_PROBLEM TO SOLVE:_
Copy out each line of the listing that has the word "icon" in it.

#### MATERIALS PROVIDED

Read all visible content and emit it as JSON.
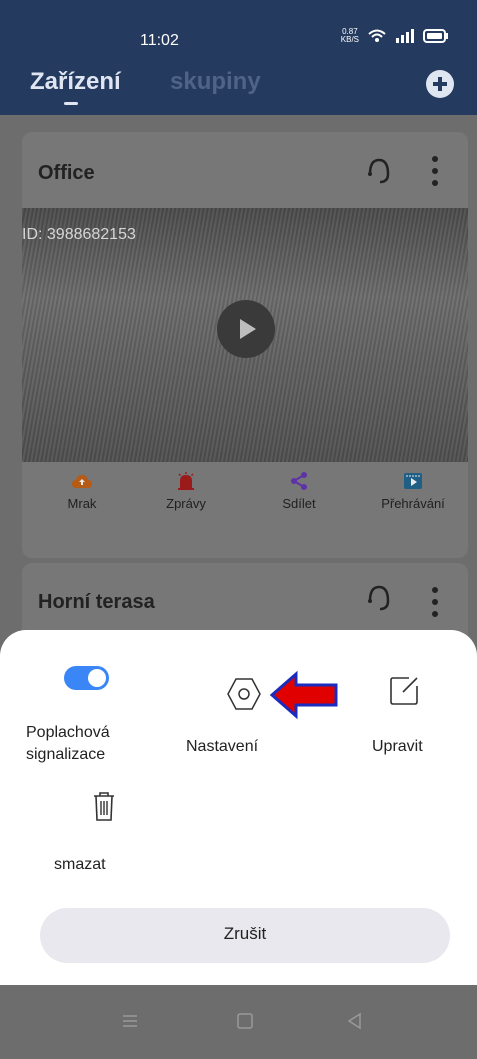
{
  "status": {
    "time": "11:02",
    "net_speed": "0.87",
    "net_unit": "KB/S"
  },
  "header": {
    "tabs": [
      {
        "label": "Zařízení",
        "active": true
      },
      {
        "label": "skupiny",
        "active": false
      }
    ]
  },
  "devices": [
    {
      "name": "Office",
      "stream_overlay_id": "ID: 3988682153",
      "actions": [
        {
          "label": "Mrak",
          "icon": "cloud-icon",
          "color": "#b55b16"
        },
        {
          "label": "Zprávy",
          "icon": "alarm-icon",
          "color": "#9b1b1b"
        },
        {
          "label": "Sdílet",
          "icon": "share-icon",
          "color": "#5d33a8"
        },
        {
          "label": "Přehrávání",
          "icon": "playback-icon",
          "color": "#1f5f86"
        }
      ]
    },
    {
      "name": "Horní terasa"
    }
  ],
  "sheet": {
    "items": [
      {
        "label_line1": "Poplachová",
        "label_line2": "signalizace",
        "icon": "toggle-on-icon"
      },
      {
        "label": "Nastavení",
        "icon": "settings-hex-icon"
      },
      {
        "label": "Upravit",
        "icon": "edit-icon"
      },
      {
        "label": "smazat",
        "icon": "trash-icon"
      }
    ],
    "cancel_label": "Zrušit"
  },
  "colors": {
    "header_bg": "#243a5e",
    "toggle_on": "#3a86f6",
    "arrow": "#e00000"
  }
}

########

_RESPONSE TO THE EXERCISE:_
          "icon": "cloud-icon",
          "icon": "alarm-icon",
          "icon": "share-icon",
          "icon": "playback-icon",
        "icon": "toggle-on-icon"
        "icon": "settings-hex-icon"
        "icon": "edit-icon"
        "icon": "trash-icon"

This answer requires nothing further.